→ **EXERCISE DIRECTIONS**:
Check each line of the data below for the word "JSON", then extract the ones that have it.

→ **INPUT MATERIAL**:

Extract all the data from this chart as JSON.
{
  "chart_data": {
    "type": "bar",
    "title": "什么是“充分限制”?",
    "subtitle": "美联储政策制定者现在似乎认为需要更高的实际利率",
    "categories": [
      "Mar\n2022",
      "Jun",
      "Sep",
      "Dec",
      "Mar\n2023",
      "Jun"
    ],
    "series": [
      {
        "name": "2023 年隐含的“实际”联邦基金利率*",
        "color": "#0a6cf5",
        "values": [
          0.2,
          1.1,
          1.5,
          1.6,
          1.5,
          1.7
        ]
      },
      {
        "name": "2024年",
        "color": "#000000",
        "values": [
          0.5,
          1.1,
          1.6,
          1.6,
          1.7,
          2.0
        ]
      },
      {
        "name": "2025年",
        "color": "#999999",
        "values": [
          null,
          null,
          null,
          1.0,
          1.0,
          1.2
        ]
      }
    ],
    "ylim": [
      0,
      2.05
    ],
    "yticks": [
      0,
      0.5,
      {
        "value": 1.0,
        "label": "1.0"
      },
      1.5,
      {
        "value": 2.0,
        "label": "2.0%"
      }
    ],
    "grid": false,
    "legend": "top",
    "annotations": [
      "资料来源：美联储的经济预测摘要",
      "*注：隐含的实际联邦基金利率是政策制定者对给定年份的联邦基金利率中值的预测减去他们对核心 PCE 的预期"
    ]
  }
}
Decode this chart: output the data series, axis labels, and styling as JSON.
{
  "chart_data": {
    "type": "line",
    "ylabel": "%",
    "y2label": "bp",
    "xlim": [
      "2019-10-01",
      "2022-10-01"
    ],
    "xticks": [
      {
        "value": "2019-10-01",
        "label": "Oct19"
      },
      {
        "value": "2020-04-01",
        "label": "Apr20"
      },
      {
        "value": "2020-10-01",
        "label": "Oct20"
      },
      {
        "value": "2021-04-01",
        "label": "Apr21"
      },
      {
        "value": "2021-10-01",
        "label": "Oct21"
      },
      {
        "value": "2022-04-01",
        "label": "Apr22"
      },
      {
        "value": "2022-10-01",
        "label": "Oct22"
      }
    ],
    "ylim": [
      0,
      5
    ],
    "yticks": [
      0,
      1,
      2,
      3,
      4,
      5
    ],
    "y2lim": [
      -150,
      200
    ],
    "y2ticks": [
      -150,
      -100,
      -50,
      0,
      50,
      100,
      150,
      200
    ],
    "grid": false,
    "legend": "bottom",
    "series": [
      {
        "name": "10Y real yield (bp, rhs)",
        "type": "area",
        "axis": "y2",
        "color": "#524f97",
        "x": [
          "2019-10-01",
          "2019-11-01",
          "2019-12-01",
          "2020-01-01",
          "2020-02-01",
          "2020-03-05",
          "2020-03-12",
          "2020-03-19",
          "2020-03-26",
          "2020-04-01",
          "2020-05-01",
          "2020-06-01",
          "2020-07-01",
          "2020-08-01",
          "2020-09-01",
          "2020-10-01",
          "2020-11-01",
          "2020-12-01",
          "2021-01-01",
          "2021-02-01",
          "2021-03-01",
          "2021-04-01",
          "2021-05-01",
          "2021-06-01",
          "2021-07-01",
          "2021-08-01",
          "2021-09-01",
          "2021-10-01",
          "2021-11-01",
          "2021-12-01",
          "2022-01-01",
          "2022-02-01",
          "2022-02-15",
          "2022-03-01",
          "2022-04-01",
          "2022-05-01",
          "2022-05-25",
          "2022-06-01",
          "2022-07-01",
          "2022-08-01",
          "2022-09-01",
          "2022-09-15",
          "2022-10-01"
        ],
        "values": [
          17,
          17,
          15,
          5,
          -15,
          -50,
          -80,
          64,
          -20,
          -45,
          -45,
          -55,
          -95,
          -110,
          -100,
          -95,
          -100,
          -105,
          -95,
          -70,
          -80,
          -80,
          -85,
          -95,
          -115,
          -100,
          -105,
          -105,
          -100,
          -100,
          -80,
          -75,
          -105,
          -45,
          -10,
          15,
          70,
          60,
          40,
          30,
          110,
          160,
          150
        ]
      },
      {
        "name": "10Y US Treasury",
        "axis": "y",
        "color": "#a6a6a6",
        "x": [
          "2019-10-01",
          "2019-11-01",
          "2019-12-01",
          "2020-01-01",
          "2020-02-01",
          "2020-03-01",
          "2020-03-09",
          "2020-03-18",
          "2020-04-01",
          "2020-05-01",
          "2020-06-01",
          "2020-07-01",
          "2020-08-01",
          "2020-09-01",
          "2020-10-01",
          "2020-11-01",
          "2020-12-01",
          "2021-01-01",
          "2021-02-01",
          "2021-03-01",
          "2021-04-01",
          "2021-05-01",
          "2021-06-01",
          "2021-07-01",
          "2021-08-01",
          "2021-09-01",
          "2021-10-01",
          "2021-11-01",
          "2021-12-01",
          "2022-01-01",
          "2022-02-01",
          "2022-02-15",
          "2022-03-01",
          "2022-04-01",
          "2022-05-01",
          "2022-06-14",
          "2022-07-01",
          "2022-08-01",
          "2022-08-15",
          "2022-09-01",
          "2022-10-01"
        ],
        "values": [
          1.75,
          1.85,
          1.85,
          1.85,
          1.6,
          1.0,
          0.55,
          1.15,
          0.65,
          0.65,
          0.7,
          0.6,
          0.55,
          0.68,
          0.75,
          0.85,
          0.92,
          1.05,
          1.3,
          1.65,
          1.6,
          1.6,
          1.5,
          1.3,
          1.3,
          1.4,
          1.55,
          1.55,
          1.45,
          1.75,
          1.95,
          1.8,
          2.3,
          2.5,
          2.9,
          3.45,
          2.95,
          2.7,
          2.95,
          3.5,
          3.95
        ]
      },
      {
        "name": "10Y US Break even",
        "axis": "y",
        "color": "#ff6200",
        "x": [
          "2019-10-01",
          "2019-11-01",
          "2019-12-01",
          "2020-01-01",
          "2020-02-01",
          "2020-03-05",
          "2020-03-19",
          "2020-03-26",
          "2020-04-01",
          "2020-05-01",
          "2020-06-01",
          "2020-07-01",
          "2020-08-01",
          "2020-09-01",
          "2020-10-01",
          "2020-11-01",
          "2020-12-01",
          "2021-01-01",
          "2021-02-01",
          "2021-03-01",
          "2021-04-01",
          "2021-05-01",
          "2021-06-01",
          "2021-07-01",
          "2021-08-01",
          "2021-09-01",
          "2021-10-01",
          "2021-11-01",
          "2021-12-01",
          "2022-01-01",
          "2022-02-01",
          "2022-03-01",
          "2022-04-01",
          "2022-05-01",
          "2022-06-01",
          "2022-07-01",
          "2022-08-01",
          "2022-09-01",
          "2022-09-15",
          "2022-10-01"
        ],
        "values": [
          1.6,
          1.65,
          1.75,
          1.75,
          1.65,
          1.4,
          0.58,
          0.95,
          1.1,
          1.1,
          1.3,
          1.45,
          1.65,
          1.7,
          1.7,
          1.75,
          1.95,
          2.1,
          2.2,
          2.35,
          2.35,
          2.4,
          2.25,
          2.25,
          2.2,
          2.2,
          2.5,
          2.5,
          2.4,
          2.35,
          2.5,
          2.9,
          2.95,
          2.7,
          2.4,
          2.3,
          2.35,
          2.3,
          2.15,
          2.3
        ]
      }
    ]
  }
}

→ **FULL OUTPUT**:
Extract all the data from this chart as JSON.
Decode this chart: output the data series, axis labels, and styling as JSON.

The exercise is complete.